■ REQUEST
Copy each line of the data below word for word, without changing anything.

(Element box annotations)
■ ■ ■

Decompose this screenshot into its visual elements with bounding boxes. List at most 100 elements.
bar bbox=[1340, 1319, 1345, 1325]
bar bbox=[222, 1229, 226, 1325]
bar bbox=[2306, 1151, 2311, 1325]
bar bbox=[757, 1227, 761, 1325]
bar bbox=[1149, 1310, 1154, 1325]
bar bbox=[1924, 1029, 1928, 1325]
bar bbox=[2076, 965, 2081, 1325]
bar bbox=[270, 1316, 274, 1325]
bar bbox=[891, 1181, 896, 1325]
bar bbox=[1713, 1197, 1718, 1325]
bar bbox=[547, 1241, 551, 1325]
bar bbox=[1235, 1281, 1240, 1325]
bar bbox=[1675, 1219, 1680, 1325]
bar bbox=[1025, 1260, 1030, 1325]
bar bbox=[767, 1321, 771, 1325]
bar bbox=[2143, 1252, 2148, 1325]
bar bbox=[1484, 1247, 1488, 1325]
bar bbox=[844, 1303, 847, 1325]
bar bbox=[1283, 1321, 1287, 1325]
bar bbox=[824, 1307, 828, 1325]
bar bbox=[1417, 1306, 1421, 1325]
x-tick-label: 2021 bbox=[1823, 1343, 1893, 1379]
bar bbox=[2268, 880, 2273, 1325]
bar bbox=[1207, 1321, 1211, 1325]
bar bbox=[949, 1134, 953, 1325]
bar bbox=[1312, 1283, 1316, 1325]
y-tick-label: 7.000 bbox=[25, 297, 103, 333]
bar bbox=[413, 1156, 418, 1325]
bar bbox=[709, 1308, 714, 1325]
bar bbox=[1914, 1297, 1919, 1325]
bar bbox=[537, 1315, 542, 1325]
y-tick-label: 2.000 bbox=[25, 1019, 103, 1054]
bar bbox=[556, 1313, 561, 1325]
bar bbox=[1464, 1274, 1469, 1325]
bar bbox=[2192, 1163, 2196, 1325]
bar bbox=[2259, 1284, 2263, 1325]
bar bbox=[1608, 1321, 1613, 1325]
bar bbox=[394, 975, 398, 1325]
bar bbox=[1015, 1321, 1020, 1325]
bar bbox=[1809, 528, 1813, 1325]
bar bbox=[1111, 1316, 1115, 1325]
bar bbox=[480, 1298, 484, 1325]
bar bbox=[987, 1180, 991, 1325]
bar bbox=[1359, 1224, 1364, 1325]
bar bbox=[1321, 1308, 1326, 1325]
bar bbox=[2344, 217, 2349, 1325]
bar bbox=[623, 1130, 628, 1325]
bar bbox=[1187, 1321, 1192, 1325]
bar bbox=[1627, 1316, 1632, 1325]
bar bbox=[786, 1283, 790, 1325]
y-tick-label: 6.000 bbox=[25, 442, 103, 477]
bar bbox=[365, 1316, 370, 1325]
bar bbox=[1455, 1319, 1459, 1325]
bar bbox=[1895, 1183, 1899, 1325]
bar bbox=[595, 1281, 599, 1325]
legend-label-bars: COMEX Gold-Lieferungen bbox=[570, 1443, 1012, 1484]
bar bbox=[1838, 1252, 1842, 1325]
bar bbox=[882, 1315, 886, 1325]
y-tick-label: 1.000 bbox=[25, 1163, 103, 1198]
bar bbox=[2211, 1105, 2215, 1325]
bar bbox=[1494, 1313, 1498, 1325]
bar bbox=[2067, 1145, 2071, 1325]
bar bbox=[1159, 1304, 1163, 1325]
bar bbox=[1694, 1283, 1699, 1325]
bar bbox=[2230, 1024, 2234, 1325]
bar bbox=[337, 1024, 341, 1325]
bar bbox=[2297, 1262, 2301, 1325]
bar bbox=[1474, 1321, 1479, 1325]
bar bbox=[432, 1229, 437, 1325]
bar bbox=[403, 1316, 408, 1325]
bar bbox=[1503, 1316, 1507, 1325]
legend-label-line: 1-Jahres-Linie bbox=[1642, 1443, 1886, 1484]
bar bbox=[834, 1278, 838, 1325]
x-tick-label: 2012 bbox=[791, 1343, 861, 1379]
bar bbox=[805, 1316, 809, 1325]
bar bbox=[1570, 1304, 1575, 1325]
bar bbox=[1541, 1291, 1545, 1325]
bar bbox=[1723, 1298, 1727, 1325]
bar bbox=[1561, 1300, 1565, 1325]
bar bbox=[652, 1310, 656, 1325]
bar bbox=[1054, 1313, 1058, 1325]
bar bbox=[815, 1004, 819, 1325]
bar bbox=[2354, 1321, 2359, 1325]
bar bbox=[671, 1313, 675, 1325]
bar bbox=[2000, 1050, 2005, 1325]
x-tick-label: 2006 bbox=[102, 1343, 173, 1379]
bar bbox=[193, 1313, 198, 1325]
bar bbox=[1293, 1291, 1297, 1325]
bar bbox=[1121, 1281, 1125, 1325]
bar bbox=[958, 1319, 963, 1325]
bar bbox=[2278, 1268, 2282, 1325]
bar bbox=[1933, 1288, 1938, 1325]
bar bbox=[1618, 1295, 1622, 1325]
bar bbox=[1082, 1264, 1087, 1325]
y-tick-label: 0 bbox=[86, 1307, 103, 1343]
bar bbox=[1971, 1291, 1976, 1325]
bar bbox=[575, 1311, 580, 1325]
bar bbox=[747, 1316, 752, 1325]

■ ■ ■

■ ANSWER TO THE PROBLEM
Decompose this screenshot into its visual elements with bounding boxes. List at most 100 elements.
bar bbox=[1340, 1319, 1345, 1325]
bar bbox=[222, 1229, 226, 1325]
bar bbox=[2306, 1151, 2311, 1325]
bar bbox=[757, 1227, 761, 1325]
bar bbox=[1149, 1310, 1154, 1325]
bar bbox=[1924, 1029, 1928, 1325]
bar bbox=[2076, 965, 2081, 1325]
bar bbox=[270, 1316, 274, 1325]
bar bbox=[891, 1181, 896, 1325]
bar bbox=[1713, 1197, 1718, 1325]
bar bbox=[547, 1241, 551, 1325]
bar bbox=[1235, 1281, 1240, 1325]
bar bbox=[1675, 1219, 1680, 1325]
bar bbox=[1025, 1260, 1030, 1325]
bar bbox=[767, 1321, 771, 1325]
bar bbox=[2143, 1252, 2148, 1325]
bar bbox=[1484, 1247, 1488, 1325]
bar bbox=[844, 1303, 847, 1325]
bar bbox=[1283, 1321, 1287, 1325]
bar bbox=[824, 1307, 828, 1325]
bar bbox=[1417, 1306, 1421, 1325]
x-tick-label: 2021 bbox=[1823, 1343, 1893, 1379]
bar bbox=[2268, 880, 2273, 1325]
bar bbox=[1207, 1321, 1211, 1325]
bar bbox=[949, 1134, 953, 1325]
bar bbox=[1312, 1283, 1316, 1325]
y-tick-label: 7.000 bbox=[25, 297, 103, 333]
bar bbox=[413, 1156, 418, 1325]
bar bbox=[709, 1308, 714, 1325]
bar bbox=[1914, 1297, 1919, 1325]
bar bbox=[537, 1315, 542, 1325]
y-tick-label: 2.000 bbox=[25, 1019, 103, 1054]
bar bbox=[556, 1313, 561, 1325]
bar bbox=[1464, 1274, 1469, 1325]
bar bbox=[2192, 1163, 2196, 1325]
bar bbox=[2259, 1284, 2263, 1325]
bar bbox=[1608, 1321, 1613, 1325]
bar bbox=[394, 975, 398, 1325]
bar bbox=[1015, 1321, 1020, 1325]
bar bbox=[1809, 528, 1813, 1325]
bar bbox=[1111, 1316, 1115, 1325]
bar bbox=[480, 1298, 484, 1325]
bar bbox=[987, 1180, 991, 1325]
bar bbox=[1359, 1224, 1364, 1325]
bar bbox=[1321, 1308, 1326, 1325]
bar bbox=[2344, 217, 2349, 1325]
bar bbox=[623, 1130, 628, 1325]
bar bbox=[1187, 1321, 1192, 1325]
bar bbox=[1627, 1316, 1632, 1325]
bar bbox=[786, 1283, 790, 1325]
y-tick-label: 6.000 bbox=[25, 442, 103, 477]
bar bbox=[365, 1316, 370, 1325]
bar bbox=[1455, 1319, 1459, 1325]
bar bbox=[1895, 1183, 1899, 1325]
bar bbox=[595, 1281, 599, 1325]
legend-label-bars: COMEX Gold-Lieferungen bbox=[570, 1443, 1012, 1484]
bar bbox=[1838, 1252, 1842, 1325]
bar bbox=[882, 1315, 886, 1325]
y-tick-label: 1.000 bbox=[25, 1163, 103, 1198]
bar bbox=[2211, 1105, 2215, 1325]
bar bbox=[1494, 1313, 1498, 1325]
bar bbox=[2067, 1145, 2071, 1325]
bar bbox=[1159, 1304, 1163, 1325]
bar bbox=[1694, 1283, 1699, 1325]
bar bbox=[2230, 1024, 2234, 1325]
bar bbox=[337, 1024, 341, 1325]
bar bbox=[2297, 1262, 2301, 1325]
bar bbox=[1474, 1321, 1479, 1325]
bar bbox=[432, 1229, 437, 1325]
bar bbox=[403, 1316, 408, 1325]
bar bbox=[1503, 1316, 1507, 1325]
legend-label-line: 1-Jahres-Linie bbox=[1642, 1443, 1886, 1484]
bar bbox=[834, 1278, 838, 1325]
x-tick-label: 2012 bbox=[791, 1343, 861, 1379]
bar bbox=[805, 1316, 809, 1325]
bar bbox=[1570, 1304, 1575, 1325]
bar bbox=[1541, 1291, 1545, 1325]
bar bbox=[1723, 1298, 1727, 1325]
bar bbox=[1561, 1300, 1565, 1325]
bar bbox=[652, 1310, 656, 1325]
bar bbox=[1054, 1313, 1058, 1325]
bar bbox=[815, 1004, 819, 1325]
bar bbox=[2354, 1321, 2359, 1325]
bar bbox=[671, 1313, 675, 1325]
bar bbox=[2000, 1050, 2005, 1325]
x-tick-label: 2006 bbox=[102, 1343, 173, 1379]
bar bbox=[193, 1313, 198, 1325]
bar bbox=[1293, 1291, 1297, 1325]
bar bbox=[1121, 1281, 1125, 1325]
bar bbox=[958, 1319, 963, 1325]
bar bbox=[2278, 1268, 2282, 1325]
bar bbox=[1933, 1288, 1938, 1325]
bar bbox=[1618, 1295, 1622, 1325]
bar bbox=[1082, 1264, 1087, 1325]
y-tick-label: 0 bbox=[86, 1307, 103, 1343]
bar bbox=[1971, 1291, 1976, 1325]
bar bbox=[575, 1311, 580, 1325]
bar bbox=[747, 1316, 752, 1325]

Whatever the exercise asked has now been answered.